SHORT PROBLEM: Show, in full, each line of the data that contains "JSON".

RECORDS FOR THIS EXERCISE:
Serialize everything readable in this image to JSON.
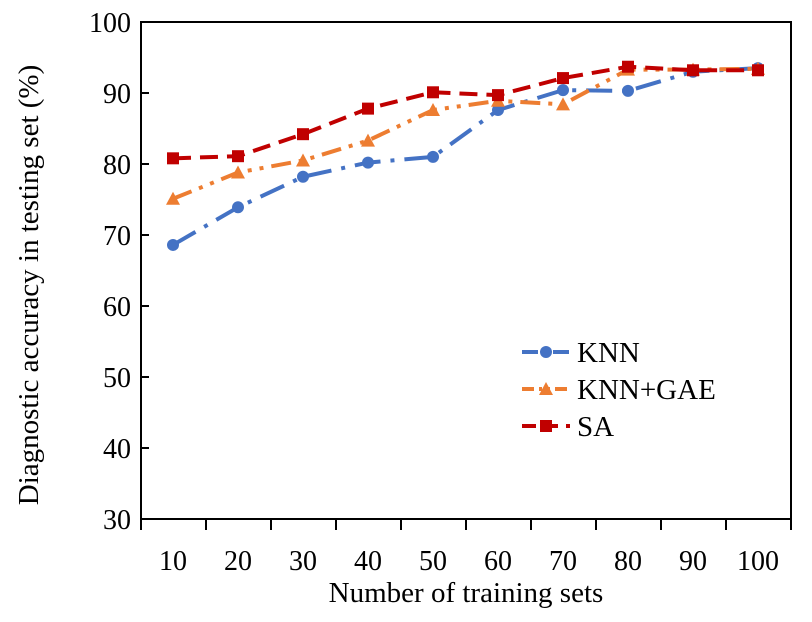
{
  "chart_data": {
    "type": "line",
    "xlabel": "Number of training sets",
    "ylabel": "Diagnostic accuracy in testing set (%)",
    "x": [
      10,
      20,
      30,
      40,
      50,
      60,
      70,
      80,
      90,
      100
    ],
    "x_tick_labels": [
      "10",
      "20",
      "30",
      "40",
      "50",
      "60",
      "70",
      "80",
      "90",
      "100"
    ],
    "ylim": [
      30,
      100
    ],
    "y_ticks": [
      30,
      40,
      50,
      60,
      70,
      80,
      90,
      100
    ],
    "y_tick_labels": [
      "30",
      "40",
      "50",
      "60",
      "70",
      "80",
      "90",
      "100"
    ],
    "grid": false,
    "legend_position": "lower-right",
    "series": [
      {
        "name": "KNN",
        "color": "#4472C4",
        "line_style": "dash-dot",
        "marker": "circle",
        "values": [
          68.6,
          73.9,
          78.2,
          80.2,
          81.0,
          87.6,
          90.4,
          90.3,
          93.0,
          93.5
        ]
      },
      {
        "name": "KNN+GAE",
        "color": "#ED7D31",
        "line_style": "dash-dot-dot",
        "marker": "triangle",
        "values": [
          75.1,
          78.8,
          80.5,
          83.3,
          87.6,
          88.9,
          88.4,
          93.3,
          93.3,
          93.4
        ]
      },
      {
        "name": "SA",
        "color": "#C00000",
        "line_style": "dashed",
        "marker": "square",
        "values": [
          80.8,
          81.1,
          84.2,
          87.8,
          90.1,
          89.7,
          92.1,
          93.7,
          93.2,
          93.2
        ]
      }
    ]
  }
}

...

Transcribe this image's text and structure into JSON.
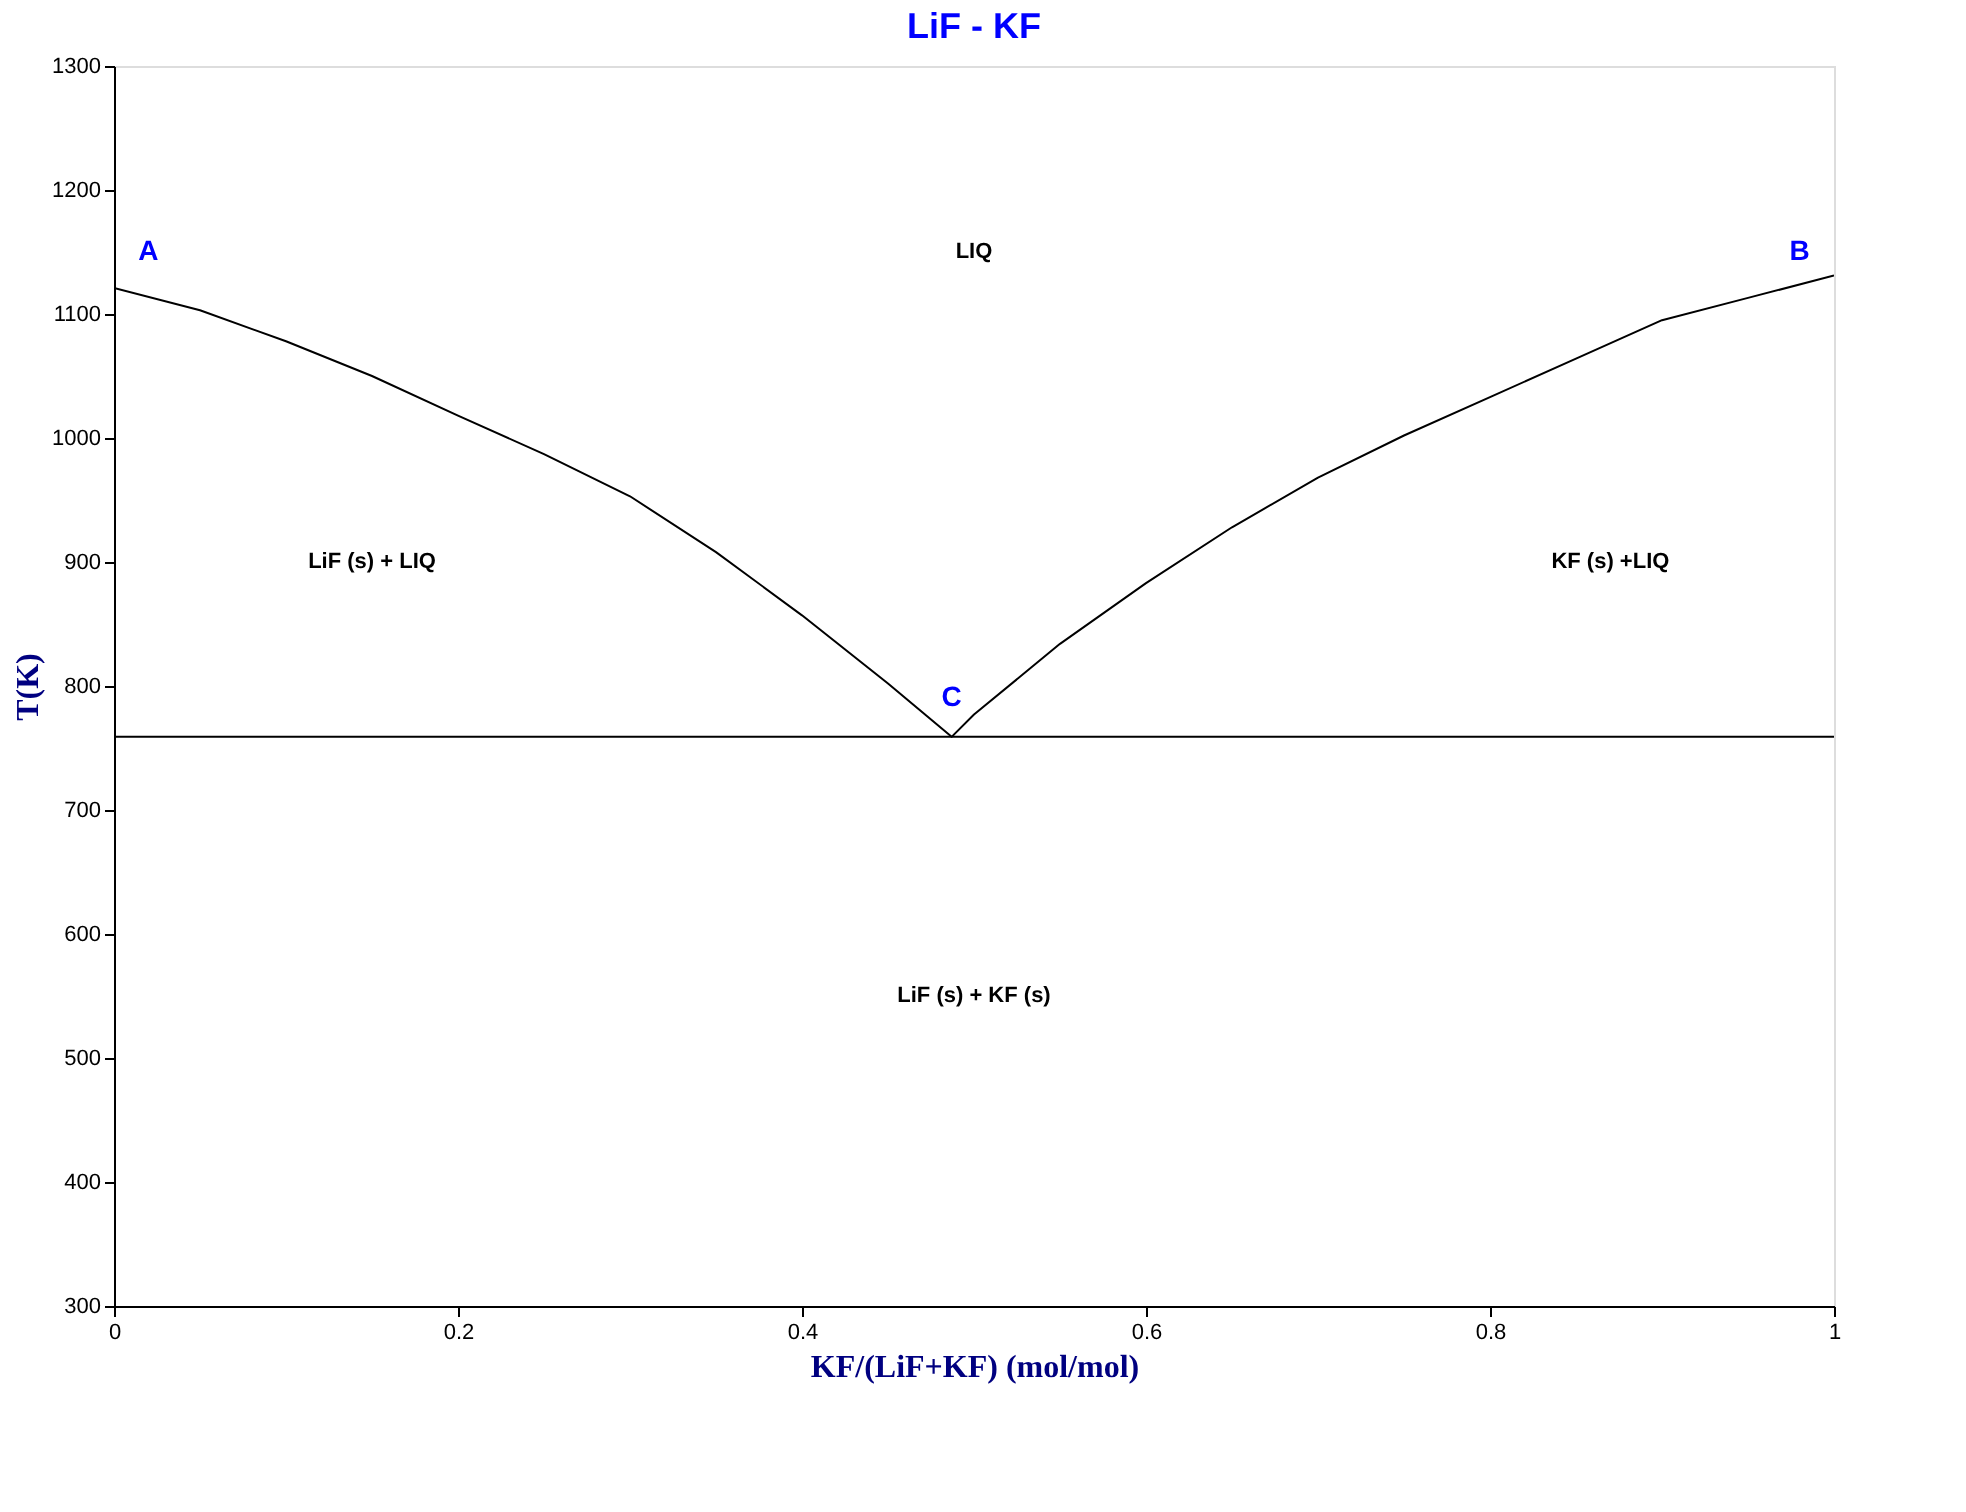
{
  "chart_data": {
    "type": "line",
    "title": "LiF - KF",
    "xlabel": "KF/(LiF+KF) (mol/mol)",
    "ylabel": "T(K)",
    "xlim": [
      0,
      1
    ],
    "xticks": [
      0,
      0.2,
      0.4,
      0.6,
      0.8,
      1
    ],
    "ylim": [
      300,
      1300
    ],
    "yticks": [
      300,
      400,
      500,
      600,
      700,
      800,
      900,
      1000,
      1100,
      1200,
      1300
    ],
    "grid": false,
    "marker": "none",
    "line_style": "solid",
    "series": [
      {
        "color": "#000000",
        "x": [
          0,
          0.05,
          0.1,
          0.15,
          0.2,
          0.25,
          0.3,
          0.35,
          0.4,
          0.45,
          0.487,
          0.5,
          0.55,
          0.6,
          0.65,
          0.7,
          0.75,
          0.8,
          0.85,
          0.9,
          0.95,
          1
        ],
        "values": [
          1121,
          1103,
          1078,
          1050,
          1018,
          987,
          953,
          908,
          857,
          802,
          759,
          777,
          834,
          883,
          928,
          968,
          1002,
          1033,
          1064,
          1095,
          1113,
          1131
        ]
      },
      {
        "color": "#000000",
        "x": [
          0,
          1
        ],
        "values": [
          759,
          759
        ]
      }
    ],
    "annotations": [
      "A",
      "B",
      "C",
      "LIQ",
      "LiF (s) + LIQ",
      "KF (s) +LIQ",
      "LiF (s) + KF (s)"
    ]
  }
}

WRITTEN RESPONSE:
Serialize everything readable in this image to JSON.
Transcribe this image's text and structure into JSON.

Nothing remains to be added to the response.